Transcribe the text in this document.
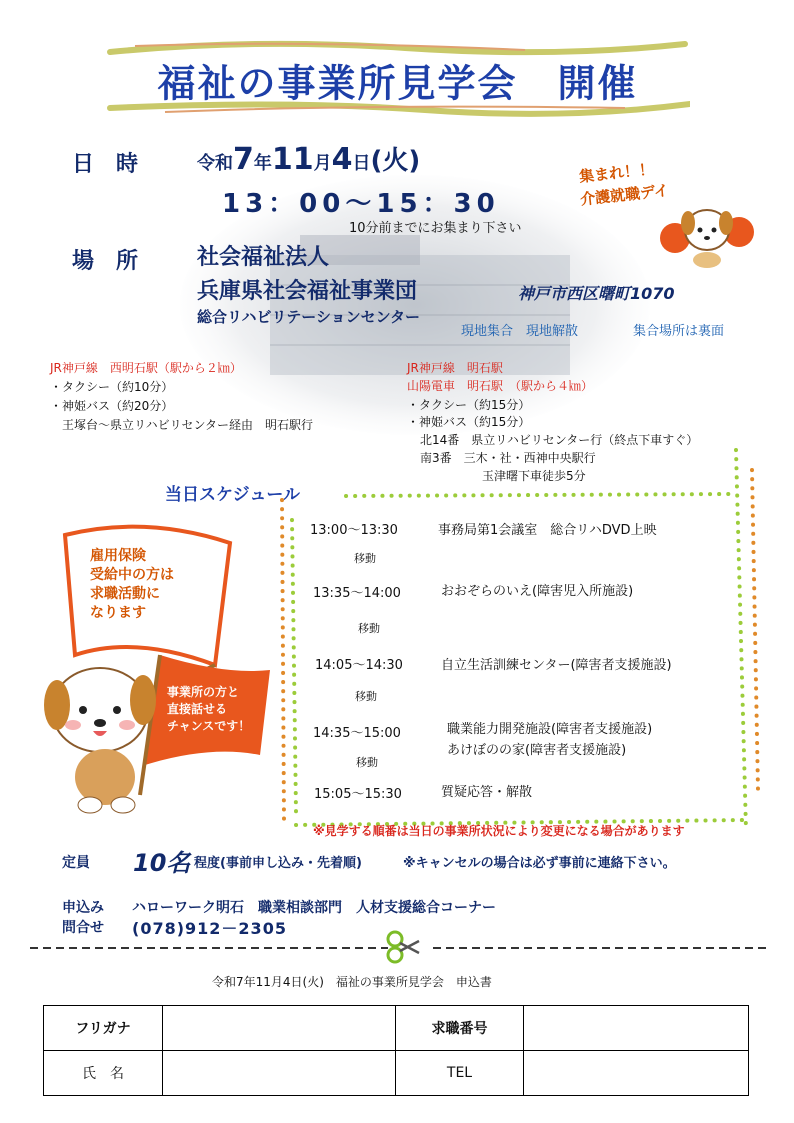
福祉の事業所見学会　開催
日　時	令和7年11月4日(火)
13：00～15：30
10分前までにお集まり下さい
集まれ！！
介護就職デイ
場　所	社会福祉法人
兵庫県社会福祉事業団
総合リハビリテーションセンター
神戸市西区曙町1070
現地集合　現地解散	集合場所は裏面
JR神戸線　西明石駅（駅から２㎞）
・タクシー（約10分）
・神姫バス（約20分）
王塚台～県立リハビリセンター経由　明石駅行
JR神戸線　明石駅
山陽電車　明石駅　（駅から４㎞）
・タクシー（約15分）
・神姫バス（約15分）
北14番　県立リハビリセンター行（終点下車すぐ）
南3番　三木・社・西神中央駅行
玉津曙下車徒歩5分
当日スケジュール
13:00～13:30	事務局第1会議室　総合リハDVD上映
移動
13:35～14:00	おおぞらのいえ(障害児入所施設)
移動
14:05～14:30	自立生活訓練センター(障害者支援施設)
移動
14:35～15:00	職業能力開発施設(障害者支援施設)
あけぼのの家(障害者支援施設)
移動
15:05～15:30	質疑応答・解散
※見学する順番は当日の事業所状況により変更になる場合があります
雇用保険
受給中の方は
求職活動に
なります
事業所の方と
直接話せる
チャンスです！
定員 10名 程度(事前申し込み・先着順)	※キャンセルの場合は必ず事前に連絡下さい。
申込み
問合せ
ハローワーク明石　職業相談部門　人材支援総合コーナー
(078)912－2305
令和7年11月4日(火)　福祉の事業所見学会　申込書
フリガナ		求職番号	
氏　名		TEL	
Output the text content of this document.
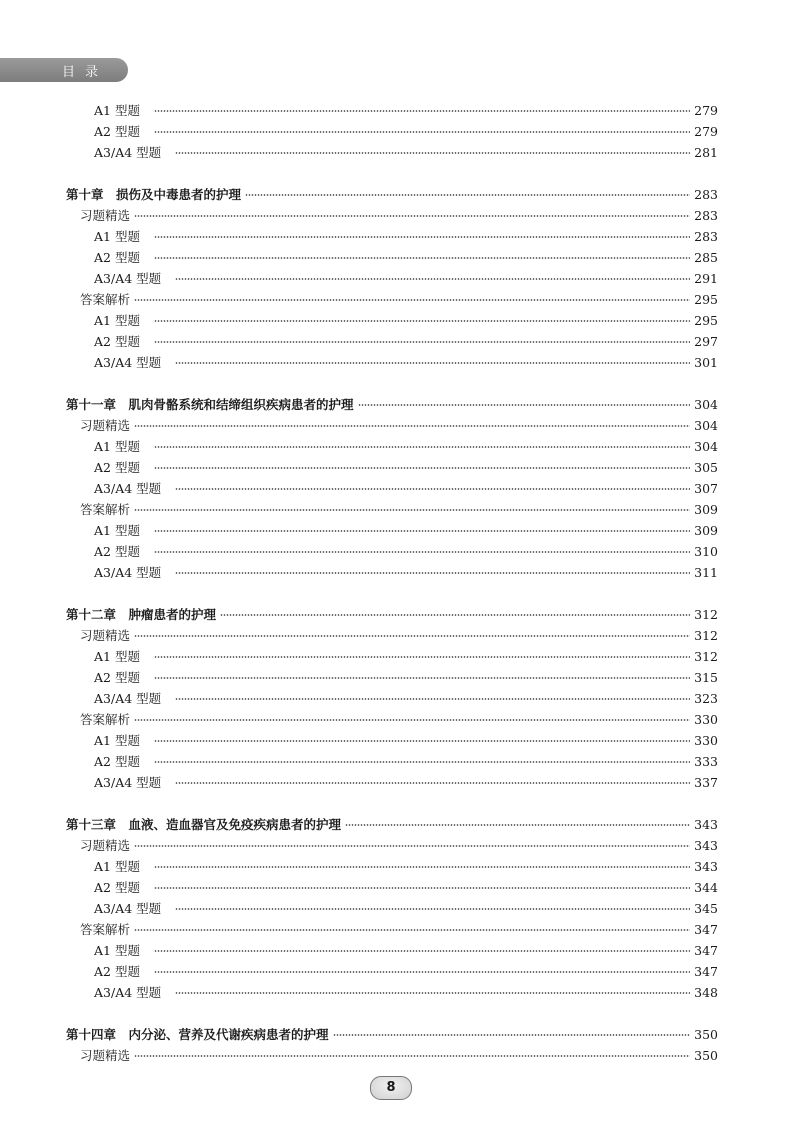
目录
A1 型题	279
A2 型题	279
A3/A4 型题	281
第十章　损伤及中毒患者的护理	283
习题精选	283
A1 型题	283
A2 型题	285
A3/A4 型题	291
答案解析	295
A1 型题	295
A2 型题	297
A3/A4 型题	301
第十一章　肌肉骨骼系统和结缔组织疾病患者的护理	304
习题精选	304
A1 型题	304
A2 型题	305
A3/A4 型题	307
答案解析	309
A1 型题	309
A2 型题	310
A3/A4 型题	311
第十二章　肿瘤患者的护理	312
习题精选	312
A1 型题	312
A2 型题	315
A3/A4 型题	323
答案解析	330
A1 型题	330
A2 型题	333
A3/A4 型题	337
第十三章　血液、造血器官及免疫疾病患者的护理	343
习题精选	343
A1 型题	343
A2 型题	344
A3/A4 型题	345
答案解析	347
A1 型题	347
A2 型题	347
A3/A4 型题	348
第十四章　内分泌、营养及代谢疾病患者的护理	350
习题精选	350
8
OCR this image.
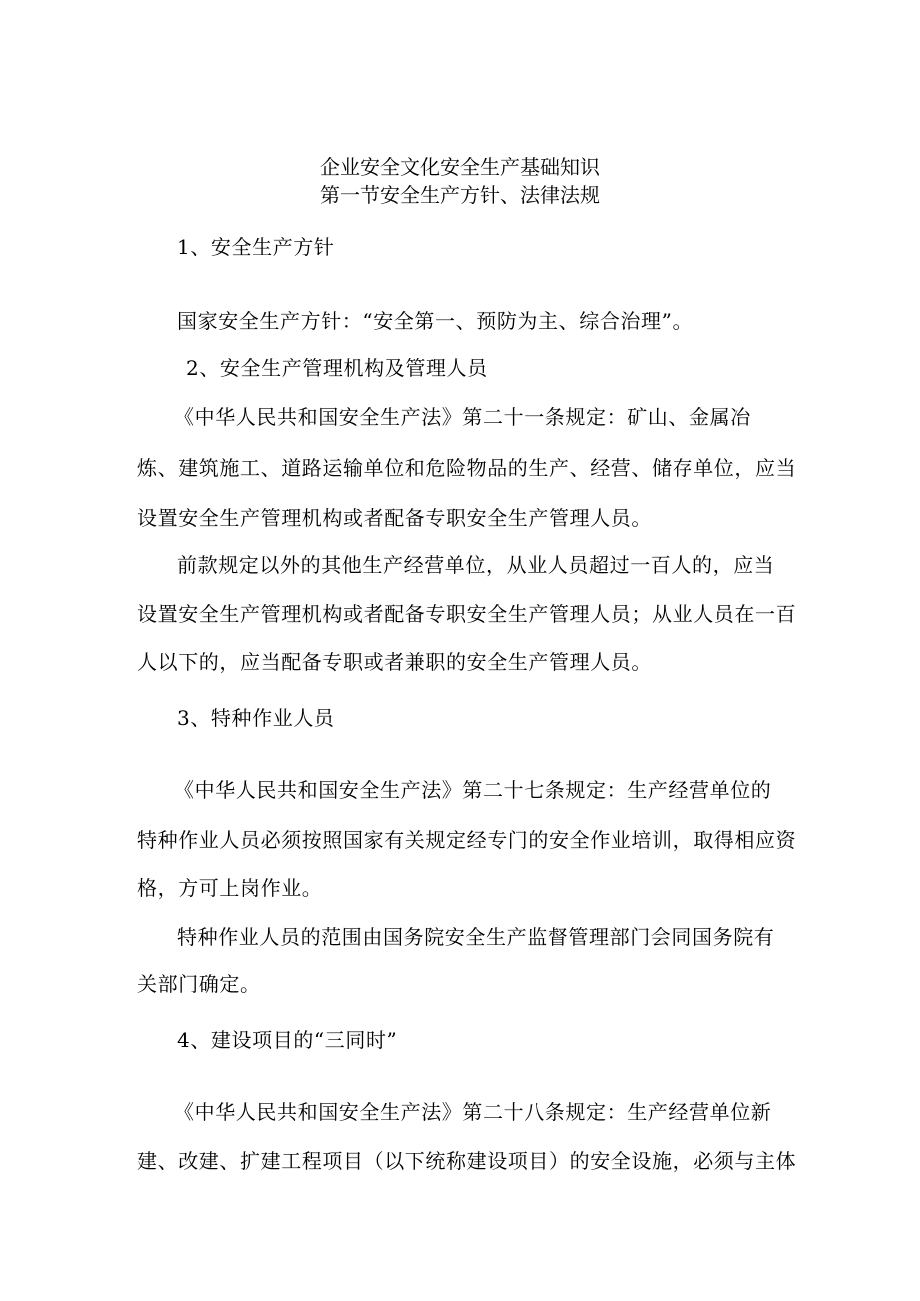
企业安全文化安全生产基础知识
第一节安全生产方针、法律法规
1、安全生产方针
国家安全生产方针：“安全第一、预防为主、综合治理”。
2、安全生产管理机构及管理人员
《中华人民共和国安全生产法》第二十一条规定：矿山、金属冶
炼、建筑施工、道路运输单位和危险物品的生产、经营、储存单位，应当
设置安全生产管理机构或者配备专职安全生产管理人员。
前款规定以外的其他生产经营单位，从业人员超过一百人的，应当
设置安全生产管理机构或者配备专职安全生产管理人员；从业人员在一百
人以下的，应当配备专职或者兼职的安全生产管理人员。
3、特种作业人员
《中华人民共和国安全生产法》第二十七条规定：生产经营单位的
特种作业人员必须按照国家有关规定经专门的安全作业培训，取得相应资
格，方可上岗作业。
特种作业人员的范围由国务院安全生产监督管理部门会同国务院有
关部门确定。
4、建设项目的“三同时”
《中华人民共和国安全生产法》第二十八条规定：生产经营单位新
建、改建、扩建工程项目（以下统称建设项目）的安全设施，必须与主体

══════════════════════════════

**Task to carry out**
Copy each line exactly, and leave the pictures out of your copy.

**Response to this exercise**
Transcribe the text in this document.
福祉の事業所見学会　開催
日　時	令和7年11月4日(火)
13：00～15：30
10分前までにお集まり下さい
集まれ！！
介護就職デイ
場　所	社会福祉法人
兵庫県社会福祉事業団
総合リハビリテーションセンター
神戸市西区曙町1070
現地集合　現地解散	集合場所は裏面
JR神戸線　西明石駅（駅から２㎞）
・タクシー（約10分）
・神姫バス（約20分）
王塚台～県立リハビリセンター経由　明石駅行
JR神戸線　明石駅
山陽電車　明石駅　（駅から４㎞）
・タクシー（約15分）
・神姫バス（約15分）
北14番　県立リハビリセンター行（終点下車すぐ）
南3番　三木・社・西神中央駅行
玉津曙下車徒歩5分
当日スケジュール
13:00～13:30	事務局第1会議室　総合リハDVD上映
移動
13:35～14:00	おおぞらのいえ(障害児入所施設)
移動
14:05～14:30	自立生活訓練センター(障害者支援施設)
移動
14:35～15:00	職業能力開発施設(障害者支援施設)
あけぼのの家(障害者支援施設)
移動
15:05～15:30	質疑応答・解散
※見学する順番は当日の事業所状況により変更になる場合があります
雇用保険
受給中の方は
求職活動に
なります
事業所の方と
直接話せる
チャンスです！
定員 10名 程度(事前申し込み・先着順)	※キャンセルの場合は必ず事前に連絡下さい。
申込み
問合せ
ハローワーク明石　職業相談部門　人材支援総合コーナー
(078)912－2305
令和7年11月4日(火)　福祉の事業所見学会　申込書
フリガナ		求職番号	
氏　名		TEL	
Output the text content of this document.
目录
A1 型题	279
A2 型题	279
A3/A4 型题	281
第十章　损伤及中毒患者的护理	283
习题精选	283
A1 型题	283
A2 型题	285
A3/A4 型题	291
答案解析	295
A1 型题	295
A2 型题	297
A3/A4 型题	301
第十一章　肌肉骨骼系统和结缔组织疾病患者的护理	304
习题精选	304
A1 型题	304
A2 型题	305
A3/A4 型题	307
答案解析	309
A1 型题	309
A2 型题	310
A3/A4 型题	311
第十二章　肿瘤患者的护理	312
习题精选	312
A1 型题	312
A2 型题	315
A3/A4 型题	323
答案解析	330
A1 型题	330
A2 型题	333
A3/A4 型题	337
第十三章　血液、造血器官及免疫疾病患者的护理	343
习题精选	343
A1 型题	343
A2 型题	344
A3/A4 型题	345
答案解析	347
A1 型题	347
A2 型题	347
A3/A4 型题	348
第十四章　内分泌、营养及代谢疾病患者的护理	350
习题精选	350
8
OCR this image.
企业安全文化安全生产基础知识
第一节安全生产方针、法律法规
1、安全生产方针
国家安全生产方针：“安全第一、预防为主、综合治理”。
2、安全生产管理机构及管理人员
《中华人民共和国安全生产法》第二十一条规定：矿山、金属冶
炼、建筑施工、道路运输单位和危险物品的生产、经营、储存单位，应当
设置安全生产管理机构或者配备专职安全生产管理人员。
前款规定以外的其他生产经营单位，从业人员超过一百人的，应当
设置安全生产管理机构或者配备专职安全生产管理人员；从业人员在一百
人以下的，应当配备专职或者兼职的安全生产管理人员。
3、特种作业人员
《中华人民共和国安全生产法》第二十七条规定：生产经营单位的
特种作业人员必须按照国家有关规定经专门的安全作业培训，取得相应资
格，方可上岗作业。
特种作业人员的范围由国务院安全生产监督管理部门会同国务院有
关部门确定。
4、建设项目的“三同时”
《中华人民共和国安全生产法》第二十八条规定：生产经营单位新
建、改建、扩建工程项目（以下统称建设项目）的安全设施，必须与主体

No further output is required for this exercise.